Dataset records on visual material
================================

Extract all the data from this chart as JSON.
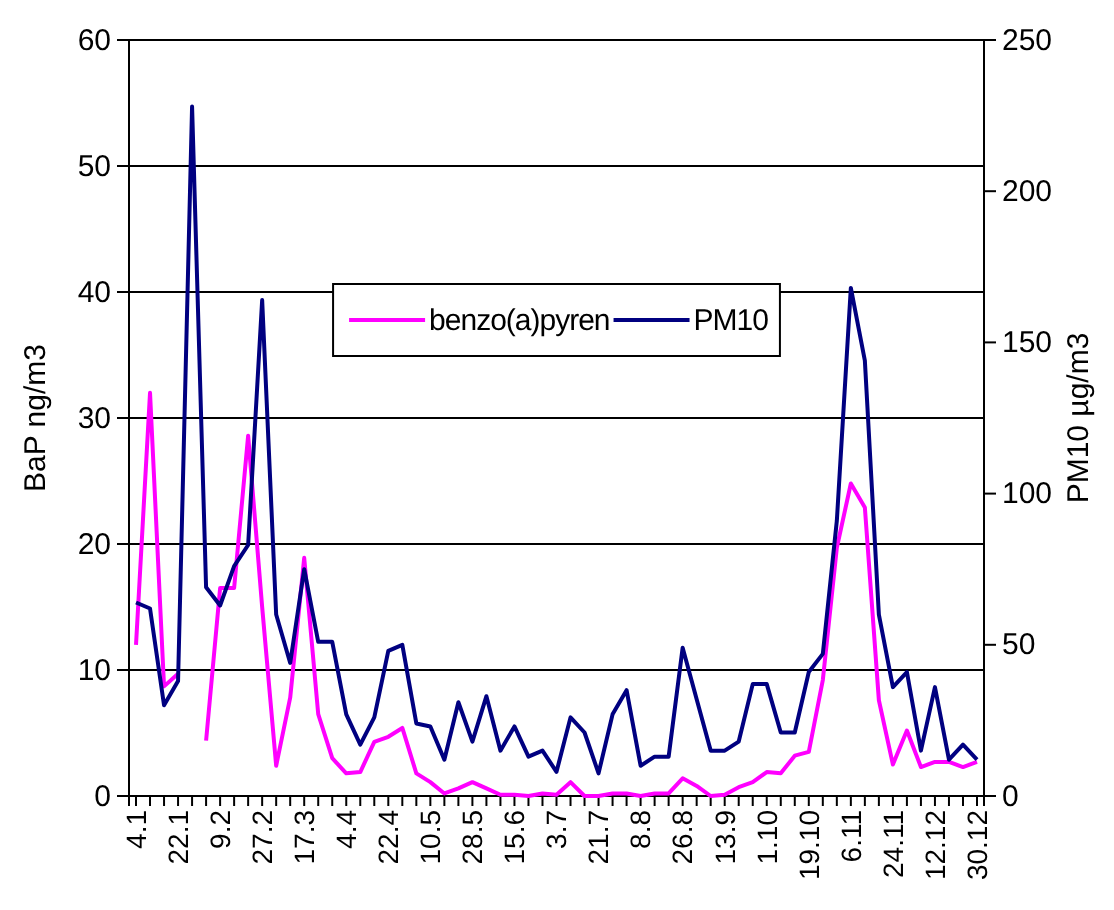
{
  "chart_data": {
    "type": "line",
    "ylabel": "BaP ng/m3",
    "y2label": "PM10 µg/m3",
    "categories": [
      "4.1",
      null,
      null,
      "22.1",
      null,
      null,
      "9.2",
      null,
      null,
      "27.2",
      null,
      null,
      "17.3",
      null,
      null,
      "4.4",
      null,
      null,
      "22.4",
      null,
      null,
      "10.5",
      null,
      null,
      "28.5",
      null,
      null,
      "15.6",
      null,
      null,
      "3.7",
      null,
      null,
      "21.7",
      null,
      null,
      "8.8",
      null,
      null,
      "26.8",
      null,
      null,
      "13.9",
      null,
      null,
      "1.10",
      null,
      null,
      "19.10",
      null,
      null,
      "6.11",
      null,
      null,
      "24.11",
      null,
      null,
      "12.12",
      null,
      null,
      "30.12"
    ],
    "series": [
      {
        "name": "benzo(a)pyren",
        "color": "#ff00ff",
        "values": [
          12,
          32,
          8.7,
          9.7,
          null,
          4.4,
          16.5,
          16.5,
          28.6,
          15,
          2.4,
          7.8,
          18.9,
          6.5,
          3,
          1.8,
          1.9,
          4.3,
          4.7,
          5.4,
          1.8,
          1.1,
          0.2,
          0.6,
          1.1,
          0.6,
          0.1,
          0.1,
          0,
          0.2,
          0.1,
          1.1,
          0,
          0,
          0.2,
          0.2,
          0,
          0.2,
          0.2,
          1.4,
          0.8,
          0,
          0.1,
          0.7,
          1.1,
          1.9,
          1.8,
          3.2,
          3.5,
          9.2,
          19.7,
          24.8,
          22.9,
          7.6,
          2.5,
          5.2,
          2.3,
          2.7,
          2.7,
          2.3,
          2.7
        ]
      },
      {
        "name": "PM10",
        "color": "#000080",
        "axis": "y2",
        "values": [
          64,
          62,
          30,
          38,
          228,
          69,
          63,
          76,
          83,
          164,
          60,
          44,
          75,
          51,
          51,
          27,
          17,
          26,
          48,
          50,
          24,
          23,
          12,
          31,
          18,
          33,
          15,
          23,
          13,
          15,
          8,
          26,
          21,
          7.5,
          27,
          35,
          10,
          13,
          13,
          49,
          32,
          15,
          15,
          18,
          37,
          37,
          21,
          21,
          41,
          47,
          91,
          168,
          144,
          60,
          36,
          41,
          15,
          36,
          12,
          17,
          12
        ]
      }
    ],
    "ylim": [
      0,
      60
    ],
    "yticks": [
      0,
      10,
      20,
      30,
      40,
      50,
      60
    ],
    "y2lim": [
      0,
      250
    ],
    "y2ticks": [
      0,
      50,
      100,
      150,
      200,
      250
    ],
    "grid": "y",
    "legend": "top",
    "marker": "none",
    "line_style": "solid"
  }
}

================================

● Given instruction
Copy out every line of the material above exactly, skipping the pictures.

● Exercise output
Extract all the data from this chart as JSON.
{
  "chart_data": {
    "type": "line",
    "ylabel": "BaP ng/m3",
    "y2label": "PM10 µg/m3",
    "categories": [
      "4.1",
      null,
      null,
      "22.1",
      null,
      null,
      "9.2",
      null,
      null,
      "27.2",
      null,
      null,
      "17.3",
      null,
      null,
      "4.4",
      null,
      null,
      "22.4",
      null,
      null,
      "10.5",
      null,
      null,
      "28.5",
      null,
      null,
      "15.6",
      null,
      null,
      "3.7",
      null,
      null,
      "21.7",
      null,
      null,
      "8.8",
      null,
      null,
      "26.8",
      null,
      null,
      "13.9",
      null,
      null,
      "1.10",
      null,
      null,
      "19.10",
      null,
      null,
      "6.11",
      null,
      null,
      "24.11",
      null,
      null,
      "12.12",
      null,
      null,
      "30.12"
    ],
    "series": [
      {
        "name": "benzo(a)pyren",
        "color": "#ff00ff",
        "values": [
          12,
          32,
          8.7,
          9.7,
          null,
          4.4,
          16.5,
          16.5,
          28.6,
          15,
          2.4,
          7.8,
          18.9,
          6.5,
          3,
          1.8,
          1.9,
          4.3,
          4.7,
          5.4,
          1.8,
          1.1,
          0.2,
          0.6,
          1.1,
          0.6,
          0.1,
          0.1,
          0,
          0.2,
          0.1,
          1.1,
          0,
          0,
          0.2,
          0.2,
          0,
          0.2,
          0.2,
          1.4,
          0.8,
          0,
          0.1,
          0.7,
          1.1,
          1.9,
          1.8,
          3.2,
          3.5,
          9.2,
          19.7,
          24.8,
          22.9,
          7.6,
          2.5,
          5.2,
          2.3,
          2.7,
          2.7,
          2.3,
          2.7
        ]
      },
      {
        "name": "PM10",
        "color": "#000080",
        "axis": "y2",
        "values": [
          64,
          62,
          30,
          38,
          228,
          69,
          63,
          76,
          83,
          164,
          60,
          44,
          75,
          51,
          51,
          27,
          17,
          26,
          48,
          50,
          24,
          23,
          12,
          31,
          18,
          33,
          15,
          23,
          13,
          15,
          8,
          26,
          21,
          7.5,
          27,
          35,
          10,
          13,
          13,
          49,
          32,
          15,
          15,
          18,
          37,
          37,
          21,
          21,
          41,
          47,
          91,
          168,
          144,
          60,
          36,
          41,
          15,
          36,
          12,
          17,
          12
        ]
      }
    ],
    "ylim": [
      0,
      60
    ],
    "yticks": [
      0,
      10,
      20,
      30,
      40,
      50,
      60
    ],
    "y2lim": [
      0,
      250
    ],
    "y2ticks": [
      0,
      50,
      100,
      150,
      200,
      250
    ],
    "grid": "y",
    "legend": "top",
    "marker": "none",
    "line_style": "solid"
  }
}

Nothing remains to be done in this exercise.